[start]
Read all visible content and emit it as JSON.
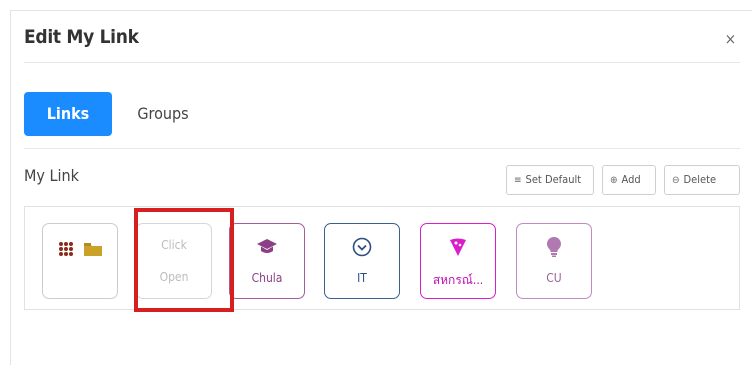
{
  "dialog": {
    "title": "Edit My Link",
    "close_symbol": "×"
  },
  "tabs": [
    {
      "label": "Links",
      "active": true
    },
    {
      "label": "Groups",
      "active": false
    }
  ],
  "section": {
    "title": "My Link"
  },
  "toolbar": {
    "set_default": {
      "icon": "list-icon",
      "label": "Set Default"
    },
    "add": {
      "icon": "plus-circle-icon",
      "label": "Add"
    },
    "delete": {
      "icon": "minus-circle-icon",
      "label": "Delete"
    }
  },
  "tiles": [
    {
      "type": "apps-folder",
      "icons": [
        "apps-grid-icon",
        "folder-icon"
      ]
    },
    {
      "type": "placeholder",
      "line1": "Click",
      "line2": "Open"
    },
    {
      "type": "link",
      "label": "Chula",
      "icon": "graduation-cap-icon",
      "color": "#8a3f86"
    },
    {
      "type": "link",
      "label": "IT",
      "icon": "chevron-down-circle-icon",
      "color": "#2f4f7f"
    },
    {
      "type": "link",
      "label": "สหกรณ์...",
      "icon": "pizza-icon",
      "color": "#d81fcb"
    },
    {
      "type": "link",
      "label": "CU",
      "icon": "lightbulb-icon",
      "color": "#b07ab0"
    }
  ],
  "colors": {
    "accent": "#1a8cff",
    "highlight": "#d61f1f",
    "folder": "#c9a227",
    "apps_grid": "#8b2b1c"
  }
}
[end]
→ **SHORT PROBLEM**: Extract the full listing above verbatim; pictures are to be left out of the copy.

→ **TASK SOLUTION**:
Read all visible content and emit it as JSON.
{
  "dialog": {
    "title": "Edit My Link",
    "close_symbol": "×"
  },
  "tabs": [
    {
      "label": "Links",
      "active": true
    },
    {
      "label": "Groups",
      "active": false
    }
  ],
  "section": {
    "title": "My Link"
  },
  "toolbar": {
    "set_default": {
      "icon": "list-icon",
      "label": "Set Default"
    },
    "add": {
      "icon": "plus-circle-icon",
      "label": "Add"
    },
    "delete": {
      "icon": "minus-circle-icon",
      "label": "Delete"
    }
  },
  "tiles": [
    {
      "type": "apps-folder",
      "icons": [
        "apps-grid-icon",
        "folder-icon"
      ]
    },
    {
      "type": "placeholder",
      "line1": "Click",
      "line2": "Open"
    },
    {
      "type": "link",
      "label": "Chula",
      "icon": "graduation-cap-icon",
      "color": "#8a3f86"
    },
    {
      "type": "link",
      "label": "IT",
      "icon": "chevron-down-circle-icon",
      "color": "#2f4f7f"
    },
    {
      "type": "link",
      "label": "สหกรณ์...",
      "icon": "pizza-icon",
      "color": "#d81fcb"
    },
    {
      "type": "link",
      "label": "CU",
      "icon": "lightbulb-icon",
      "color": "#b07ab0"
    }
  ],
  "colors": {
    "accent": "#1a8cff",
    "highlight": "#d61f1f",
    "folder": "#c9a227",
    "apps_grid": "#8b2b1c"
  }
}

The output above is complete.